++++ ENTRIES ++++
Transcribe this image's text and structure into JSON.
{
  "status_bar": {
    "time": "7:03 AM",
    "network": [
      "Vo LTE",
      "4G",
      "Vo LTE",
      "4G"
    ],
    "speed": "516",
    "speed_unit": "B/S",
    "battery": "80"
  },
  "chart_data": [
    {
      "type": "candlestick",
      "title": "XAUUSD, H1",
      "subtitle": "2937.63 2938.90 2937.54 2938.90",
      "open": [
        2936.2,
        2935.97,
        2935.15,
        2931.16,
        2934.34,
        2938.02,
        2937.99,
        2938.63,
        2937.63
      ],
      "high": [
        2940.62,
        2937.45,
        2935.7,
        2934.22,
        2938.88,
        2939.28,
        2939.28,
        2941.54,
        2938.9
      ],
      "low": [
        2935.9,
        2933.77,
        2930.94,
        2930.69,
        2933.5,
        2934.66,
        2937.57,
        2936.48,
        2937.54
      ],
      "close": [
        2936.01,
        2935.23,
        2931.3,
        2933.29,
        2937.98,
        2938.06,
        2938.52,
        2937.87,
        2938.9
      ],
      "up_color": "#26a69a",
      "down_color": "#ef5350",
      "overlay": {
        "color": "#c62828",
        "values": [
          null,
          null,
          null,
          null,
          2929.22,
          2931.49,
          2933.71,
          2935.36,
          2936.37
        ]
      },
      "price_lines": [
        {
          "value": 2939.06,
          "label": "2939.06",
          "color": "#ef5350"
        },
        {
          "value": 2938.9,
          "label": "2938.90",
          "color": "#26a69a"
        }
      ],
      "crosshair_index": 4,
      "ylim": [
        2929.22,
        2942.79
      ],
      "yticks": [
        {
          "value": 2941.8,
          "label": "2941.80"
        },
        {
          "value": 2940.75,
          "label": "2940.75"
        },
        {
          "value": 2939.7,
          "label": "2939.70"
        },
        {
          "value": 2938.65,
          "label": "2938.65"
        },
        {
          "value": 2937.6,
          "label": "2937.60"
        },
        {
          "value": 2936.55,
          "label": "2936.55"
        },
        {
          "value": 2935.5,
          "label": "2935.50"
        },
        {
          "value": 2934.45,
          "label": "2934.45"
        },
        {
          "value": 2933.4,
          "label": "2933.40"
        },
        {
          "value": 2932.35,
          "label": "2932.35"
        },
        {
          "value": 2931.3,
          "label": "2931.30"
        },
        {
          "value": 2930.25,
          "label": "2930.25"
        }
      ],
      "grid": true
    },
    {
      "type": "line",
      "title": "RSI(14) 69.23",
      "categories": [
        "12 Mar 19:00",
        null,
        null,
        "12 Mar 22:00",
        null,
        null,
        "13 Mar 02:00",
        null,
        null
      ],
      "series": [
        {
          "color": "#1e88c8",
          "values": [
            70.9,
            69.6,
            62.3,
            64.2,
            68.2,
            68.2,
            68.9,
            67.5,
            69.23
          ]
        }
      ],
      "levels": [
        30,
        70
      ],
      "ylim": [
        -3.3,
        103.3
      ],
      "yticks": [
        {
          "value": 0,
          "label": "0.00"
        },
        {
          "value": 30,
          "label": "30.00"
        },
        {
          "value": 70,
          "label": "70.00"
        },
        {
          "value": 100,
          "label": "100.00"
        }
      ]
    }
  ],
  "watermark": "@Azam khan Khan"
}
++++
● SHORT PROBLEM
Reproduce every record, matching each line exactly.

● TASK RESULT
Transcribe this image's text and structure into JSON.
{
  "status_bar": {
    "time": "7:03 AM",
    "network": [
      "Vo LTE",
      "4G",
      "Vo LTE",
      "4G"
    ],
    "speed": "516",
    "speed_unit": "B/S",
    "battery": "80"
  },
  "chart_data": [
    {
      "type": "candlestick",
      "title": "XAUUSD, H1",
      "subtitle": "2937.63 2938.90 2937.54 2938.90",
      "open": [
        2936.2,
        2935.97,
        2935.15,
        2931.16,
        2934.34,
        2938.02,
        2937.99,
        2938.63,
        2937.63
      ],
      "high": [
        2940.62,
        2937.45,
        2935.7,
        2934.22,
        2938.88,
        2939.28,
        2939.28,
        2941.54,
        2938.9
      ],
      "low": [
        2935.9,
        2933.77,
        2930.94,
        2930.69,
        2933.5,
        2934.66,
        2937.57,
        2936.48,
        2937.54
      ],
      "close": [
        2936.01,
        2935.23,
        2931.3,
        2933.29,
        2937.98,
        2938.06,
        2938.52,
        2937.87,
        2938.9
      ],
      "up_color": "#26a69a",
      "down_color": "#ef5350",
      "overlay": {
        "color": "#c62828",
        "values": [
          null,
          null,
          null,
          null,
          2929.22,
          2931.49,
          2933.71,
          2935.36,
          2936.37
        ]
      },
      "price_lines": [
        {
          "value": 2939.06,
          "label": "2939.06",
          "color": "#ef5350"
        },
        {
          "value": 2938.9,
          "label": "2938.90",
          "color": "#26a69a"
        }
      ],
      "crosshair_index": 4,
      "ylim": [
        2929.22,
        2942.79
      ],
      "yticks": [
        {
          "value": 2941.8,
          "label": "2941.80"
        },
        {
          "value": 2940.75,
          "label": "2940.75"
        },
        {
          "value": 2939.7,
          "label": "2939.70"
        },
        {
          "value": 2938.65,
          "label": "2938.65"
        },
        {
          "value": 2937.6,
          "label": "2937.60"
        },
        {
          "value": 2936.55,
          "label": "2936.55"
        },
        {
          "value": 2935.5,
          "label": "2935.50"
        },
        {
          "value": 2934.45,
          "label": "2934.45"
        },
        {
          "value": 2933.4,
          "label": "2933.40"
        },
        {
          "value": 2932.35,
          "label": "2932.35"
        },
        {
          "value": 2931.3,
          "label": "2931.30"
        },
        {
          "value": 2930.25,
          "label": "2930.25"
        }
      ],
      "grid": true
    },
    {
      "type": "line",
      "title": "RSI(14) 69.23",
      "categories": [
        "12 Mar 19:00",
        null,
        null,
        "12 Mar 22:00",
        null,
        null,
        "13 Mar 02:00",
        null,
        null
      ],
      "series": [
        {
          "color": "#1e88c8",
          "values": [
            70.9,
            69.6,
            62.3,
            64.2,
            68.2,
            68.2,
            68.9,
            67.5,
            69.23
          ]
        }
      ],
      "levels": [
        30,
        70
      ],
      "ylim": [
        -3.3,
        103.3
      ],
      "yticks": [
        {
          "value": 0,
          "label": "0.00"
        },
        {
          "value": 30,
          "label": "30.00"
        },
        {
          "value": 70,
          "label": "70.00"
        },
        {
          "value": 100,
          "label": "100.00"
        }
      ]
    }
  ],
  "watermark": "@Azam khan Khan"
}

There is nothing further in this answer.